Your objective: State how many lines contain "farmers", and write nothing except that count.

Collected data
--

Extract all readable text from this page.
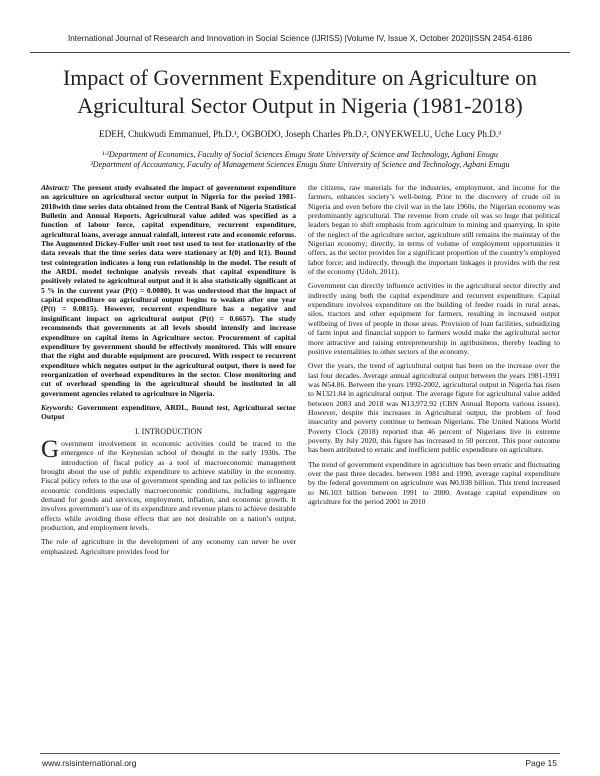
International Journal of Research and Innovation in Social Science (IJRISS) |Volume IV, Issue X, October 2020|ISSN 2454-6186
Impact of Government Expenditure on Agriculture on Agricultural Sector Output in Nigeria (1981-2018)
EDEH, Chukwudi Emmanuel, Ph.D.¹, OGBODO, Joseph Charles Ph.D.², ONYEKWELU, Uche Lucy Ph.D.³
¹·²Department of Economics, Faculty of Social Sciences Enugu State University of Science and Technology, Agbani Enugu
³Department of Accountancy, Faculty of Management Sciences Enugu State University of Science and Technology, Agbani Enugu

Abstract: The present study evaluated the impact of government expenditure on agriculture on agricultural sector output in Nigeria for the period 1981-2018with time series data obtained from the Central Bank of Nigeria Statistical Bulletin and Annual Reports. Agricultural value added was specified as a function of labour force, capital expenditure, recurrent expenditure, agricultural loans, average annual rainfall, interest rate and economic reforms. The Augmented Dickey-Fuller unit root test used to test for stationarity of the data reveals that the time series data were stationary at I(0) and I(1). Bound test cointegration indicates a long run relationship in the model. The result of the ARDL model technique analysis reveals that capital expenditure is positively related to agricultural output and it is also statistically significant at 5 % in the current year (P(t) = 0.0080). It was understood that the impact of capital expenditure on agricultural output begins to weaken after one year (P(t) = 0.0815). However, recurrent expenditure has a negative and insignificant impact on agricultural output (P(t) = 0.6657). The study recommends that governments at all levels should intensify and increase expenditure on capital items in Agriculture sector. Procurement of capital expenditure by government should be effectively monitored. This will ensure that the right and durable equipment are procured. With respect to recurrent expenditure which negates output in the agricultural output, there is need for reorganization of overhead expenditures in the sector. Close monitoring and cut of overhead spending in the agricultural should be instituted in all government agencies related to agriculture in Nigeria.

Keywords: Government expenditure, ARDL, Bound test, Agricultural sector Output

I. INTRODUCTION

Government involvement in economic activities could be traced to the emergence of the Keynesian school of thought in the early 1930s. The introduction of fiscal policy as a tool of macroeconomic management brought about the use of public expenditure to achieve stability in the economy. Fiscal policy refers to the use of government spending and tax policies to influence economic conditions especially macroeconomic conditions, including aggregate demand for goods and services, employment, inflation, and economic growth. It involves government’s use of its expenditure and revenue plans to achieve desirable effects while avoiding those effects that are not desirable on a nation’s output, production, and employment levels.

The role of agriculture in the development of any economy can never be over emphasized. Agriculture provides food for

the citizens, raw materials for the industries, employment, and income for the farmers, enhances society’s well-being. Prior to the discovery of crude oil in Nigeria and even before the civil war in the late 1960s, the Nigerian economy was predominantly agricultural. The revenue from crude oil was so huge that political leaders began to shift emphasis from agriculture to mining and quarrying. In spite of the neglect of the agriculture sector, agriculture still remains the mainstay of the Nigerian economy; directly, in terms of volume of employment opportunities it offers, as the sector provides for a significant proportion of the country’s employed labor force; and indirectly, through the important linkages it provides with the rest of the economy (Udoh, 2011).

Government can directly influence activities in the agricultural sector directly and indirectly using both the capital expenditure and recurrent expenditure. Capital expenditure involves expenditure on the building of feeder roads in rural areas, silos, tractors and other equipment for farmers, resulting in increased output wellbeing of lives of people in those areas. Provision of loan facilities, subsidizing of farm input and financial support to farmers would make the agricultural sector more attractive and raising entrepreneurship in agribusiness, thereby leading to positive externalities to other sectors of the economy.

Over the years, the trend of agricultural output has been on the increase over the last four decades. Average annual agricultural output between the years 1981-1991 was ₦54.86. Between the years 1992-2002, agricultural output in Nigeria has risen to ₦1321.84 in agricultural output. The average figure for agricultural value added between 2003 and 2018 was ₦13,972.92 (CBN Annual Reports various issues). However, despite this increases in Agricultural output, the problem of food insecurity and poverty continue to bemoan Nigerians. The United Nations World Poverty Clock (2018) reported that 46 percent of Nigerians live in extreme poverty. By July 2020, this figure has increased to 50 percent. This poor outcome has been attributed to erratic and inefficient public expenditure on agriculture.

The trend of government expenditure in agriculture has been erratic and fluctuating over the past three decades. between 1981 and 1990, average capital expenditure by the federal government on agriculture was ₦0.938 billion. This trend increased to ₦6.103 billion between 1991 to 2000. Average capital expenditure on agriculture for the period 2001 to 2010

www.rsisinternational.org	Page 15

--

Exercise output: 2